* **What is being asked**: Retype the whole listing below, character for character.

* **Given entries**:
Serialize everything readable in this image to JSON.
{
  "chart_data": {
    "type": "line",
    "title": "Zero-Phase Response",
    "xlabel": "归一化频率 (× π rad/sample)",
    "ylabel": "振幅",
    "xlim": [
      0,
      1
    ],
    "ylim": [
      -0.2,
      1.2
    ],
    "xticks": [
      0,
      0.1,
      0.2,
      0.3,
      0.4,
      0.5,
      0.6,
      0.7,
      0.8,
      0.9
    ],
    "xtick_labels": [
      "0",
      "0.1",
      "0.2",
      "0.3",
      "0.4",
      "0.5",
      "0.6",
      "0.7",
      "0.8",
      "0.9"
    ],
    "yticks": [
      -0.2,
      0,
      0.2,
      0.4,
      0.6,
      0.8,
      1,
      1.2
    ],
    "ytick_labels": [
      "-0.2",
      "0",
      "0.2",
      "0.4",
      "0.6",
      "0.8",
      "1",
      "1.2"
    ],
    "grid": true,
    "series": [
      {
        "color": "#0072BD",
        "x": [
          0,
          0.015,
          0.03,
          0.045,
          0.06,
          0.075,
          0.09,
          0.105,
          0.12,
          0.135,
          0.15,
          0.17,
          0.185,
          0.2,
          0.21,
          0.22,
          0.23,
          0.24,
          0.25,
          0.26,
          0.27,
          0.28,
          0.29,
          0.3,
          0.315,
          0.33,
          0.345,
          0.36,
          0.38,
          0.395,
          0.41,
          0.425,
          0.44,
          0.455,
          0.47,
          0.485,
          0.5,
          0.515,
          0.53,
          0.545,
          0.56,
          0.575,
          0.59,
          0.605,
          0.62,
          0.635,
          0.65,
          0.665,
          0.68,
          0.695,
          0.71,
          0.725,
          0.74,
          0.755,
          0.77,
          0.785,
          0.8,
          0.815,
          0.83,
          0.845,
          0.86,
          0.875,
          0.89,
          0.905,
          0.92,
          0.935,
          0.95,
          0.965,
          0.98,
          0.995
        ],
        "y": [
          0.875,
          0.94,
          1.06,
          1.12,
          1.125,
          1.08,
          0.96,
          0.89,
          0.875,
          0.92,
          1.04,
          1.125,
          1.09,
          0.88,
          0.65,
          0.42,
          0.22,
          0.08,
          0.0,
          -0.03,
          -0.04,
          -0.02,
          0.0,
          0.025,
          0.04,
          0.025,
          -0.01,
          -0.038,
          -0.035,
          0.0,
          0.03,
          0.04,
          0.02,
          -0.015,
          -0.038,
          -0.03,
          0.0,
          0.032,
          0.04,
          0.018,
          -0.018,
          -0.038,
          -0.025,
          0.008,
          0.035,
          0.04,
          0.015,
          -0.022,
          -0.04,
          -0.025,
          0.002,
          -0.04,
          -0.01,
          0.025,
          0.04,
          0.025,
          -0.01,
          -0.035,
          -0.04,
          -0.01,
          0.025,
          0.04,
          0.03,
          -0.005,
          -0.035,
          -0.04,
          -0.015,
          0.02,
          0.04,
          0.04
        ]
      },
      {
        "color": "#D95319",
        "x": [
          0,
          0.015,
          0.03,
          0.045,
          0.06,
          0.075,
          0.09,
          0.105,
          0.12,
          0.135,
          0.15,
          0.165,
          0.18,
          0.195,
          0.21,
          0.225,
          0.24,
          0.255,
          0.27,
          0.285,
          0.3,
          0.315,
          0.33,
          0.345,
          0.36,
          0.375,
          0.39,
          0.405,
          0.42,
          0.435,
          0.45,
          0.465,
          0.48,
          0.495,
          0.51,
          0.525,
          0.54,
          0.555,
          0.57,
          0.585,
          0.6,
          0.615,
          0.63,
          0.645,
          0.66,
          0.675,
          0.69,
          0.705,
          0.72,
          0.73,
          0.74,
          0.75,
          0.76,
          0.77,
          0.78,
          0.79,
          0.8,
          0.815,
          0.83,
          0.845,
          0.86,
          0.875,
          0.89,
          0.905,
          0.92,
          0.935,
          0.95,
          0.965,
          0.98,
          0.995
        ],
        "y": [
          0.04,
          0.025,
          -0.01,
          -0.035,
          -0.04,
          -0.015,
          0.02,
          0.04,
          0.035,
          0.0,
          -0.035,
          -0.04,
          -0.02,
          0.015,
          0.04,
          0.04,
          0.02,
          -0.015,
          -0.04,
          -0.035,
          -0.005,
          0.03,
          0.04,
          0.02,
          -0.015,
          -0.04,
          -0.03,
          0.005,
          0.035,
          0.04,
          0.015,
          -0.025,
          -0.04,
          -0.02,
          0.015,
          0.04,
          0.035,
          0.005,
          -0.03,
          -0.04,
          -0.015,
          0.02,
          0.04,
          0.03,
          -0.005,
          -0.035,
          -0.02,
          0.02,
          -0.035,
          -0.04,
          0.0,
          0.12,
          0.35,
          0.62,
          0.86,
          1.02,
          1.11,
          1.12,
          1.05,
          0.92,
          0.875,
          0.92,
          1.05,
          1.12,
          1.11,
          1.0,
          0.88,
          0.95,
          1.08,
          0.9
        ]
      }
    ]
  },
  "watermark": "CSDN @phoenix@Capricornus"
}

* **Final answer**:
Serialize everything readable in this image to JSON.
{
  "chart_data": {
    "type": "line",
    "title": "Zero-Phase Response",
    "xlabel": "归一化频率 (× π rad/sample)",
    "ylabel": "振幅",
    "xlim": [
      0,
      1
    ],
    "ylim": [
      -0.2,
      1.2
    ],
    "xticks": [
      0,
      0.1,
      0.2,
      0.3,
      0.4,
      0.5,
      0.6,
      0.7,
      0.8,
      0.9
    ],
    "xtick_labels": [
      "0",
      "0.1",
      "0.2",
      "0.3",
      "0.4",
      "0.5",
      "0.6",
      "0.7",
      "0.8",
      "0.9"
    ],
    "yticks": [
      -0.2,
      0,
      0.2,
      0.4,
      0.6,
      0.8,
      1,
      1.2
    ],
    "ytick_labels": [
      "-0.2",
      "0",
      "0.2",
      "0.4",
      "0.6",
      "0.8",
      "1",
      "1.2"
    ],
    "grid": true,
    "series": [
      {
        "color": "#0072BD",
        "x": [
          0,
          0.015,
          0.03,
          0.045,
          0.06,
          0.075,
          0.09,
          0.105,
          0.12,
          0.135,
          0.15,
          0.17,
          0.185,
          0.2,
          0.21,
          0.22,
          0.23,
          0.24,
          0.25,
          0.26,
          0.27,
          0.28,
          0.29,
          0.3,
          0.315,
          0.33,
          0.345,
          0.36,
          0.38,
          0.395,
          0.41,
          0.425,
          0.44,
          0.455,
          0.47,
          0.485,
          0.5,
          0.515,
          0.53,
          0.545,
          0.56,
          0.575,
          0.59,
          0.605,
          0.62,
          0.635,
          0.65,
          0.665,
          0.68,
          0.695,
          0.71,
          0.725,
          0.74,
          0.755,
          0.77,
          0.785,
          0.8,
          0.815,
          0.83,
          0.845,
          0.86,
          0.875,
          0.89,
          0.905,
          0.92,
          0.935,
          0.95,
          0.965,
          0.98,
          0.995
        ],
        "y": [
          0.875,
          0.94,
          1.06,
          1.12,
          1.125,
          1.08,
          0.96,
          0.89,
          0.875,
          0.92,
          1.04,
          1.125,
          1.09,
          0.88,
          0.65,
          0.42,
          0.22,
          0.08,
          0.0,
          -0.03,
          -0.04,
          -0.02,
          0.0,
          0.025,
          0.04,
          0.025,
          -0.01,
          -0.038,
          -0.035,
          0.0,
          0.03,
          0.04,
          0.02,
          -0.015,
          -0.038,
          -0.03,
          0.0,
          0.032,
          0.04,
          0.018,
          -0.018,
          -0.038,
          -0.025,
          0.008,
          0.035,
          0.04,
          0.015,
          -0.022,
          -0.04,
          -0.025,
          0.002,
          -0.04,
          -0.01,
          0.025,
          0.04,
          0.025,
          -0.01,
          -0.035,
          -0.04,
          -0.01,
          0.025,
          0.04,
          0.03,
          -0.005,
          -0.035,
          -0.04,
          -0.015,
          0.02,
          0.04,
          0.04
        ]
      },
      {
        "color": "#D95319",
        "x": [
          0,
          0.015,
          0.03,
          0.045,
          0.06,
          0.075,
          0.09,
          0.105,
          0.12,
          0.135,
          0.15,
          0.165,
          0.18,
          0.195,
          0.21,
          0.225,
          0.24,
          0.255,
          0.27,
          0.285,
          0.3,
          0.315,
          0.33,
          0.345,
          0.36,
          0.375,
          0.39,
          0.405,
          0.42,
          0.435,
          0.45,
          0.465,
          0.48,
          0.495,
          0.51,
          0.525,
          0.54,
          0.555,
          0.57,
          0.585,
          0.6,
          0.615,
          0.63,
          0.645,
          0.66,
          0.675,
          0.69,
          0.705,
          0.72,
          0.73,
          0.74,
          0.75,
          0.76,
          0.77,
          0.78,
          0.79,
          0.8,
          0.815,
          0.83,
          0.845,
          0.86,
          0.875,
          0.89,
          0.905,
          0.92,
          0.935,
          0.95,
          0.965,
          0.98,
          0.995
        ],
        "y": [
          0.04,
          0.025,
          -0.01,
          -0.035,
          -0.04,
          -0.015,
          0.02,
          0.04,
          0.035,
          0.0,
          -0.035,
          -0.04,
          -0.02,
          0.015,
          0.04,
          0.04,
          0.02,
          -0.015,
          -0.04,
          -0.035,
          -0.005,
          0.03,
          0.04,
          0.02,
          -0.015,
          -0.04,
          -0.03,
          0.005,
          0.035,
          0.04,
          0.015,
          -0.025,
          -0.04,
          -0.02,
          0.015,
          0.04,
          0.035,
          0.005,
          -0.03,
          -0.04,
          -0.015,
          0.02,
          0.04,
          0.03,
          -0.005,
          -0.035,
          -0.02,
          0.02,
          -0.035,
          -0.04,
          0.0,
          0.12,
          0.35,
          0.62,
          0.86,
          1.02,
          1.11,
          1.12,
          1.05,
          0.92,
          0.875,
          0.92,
          1.05,
          1.12,
          1.11,
          1.0,
          0.88,
          0.95,
          1.08,
          0.9
        ]
      }
    ]
  },
  "watermark": "CSDN @phoenix@Capricornus"
}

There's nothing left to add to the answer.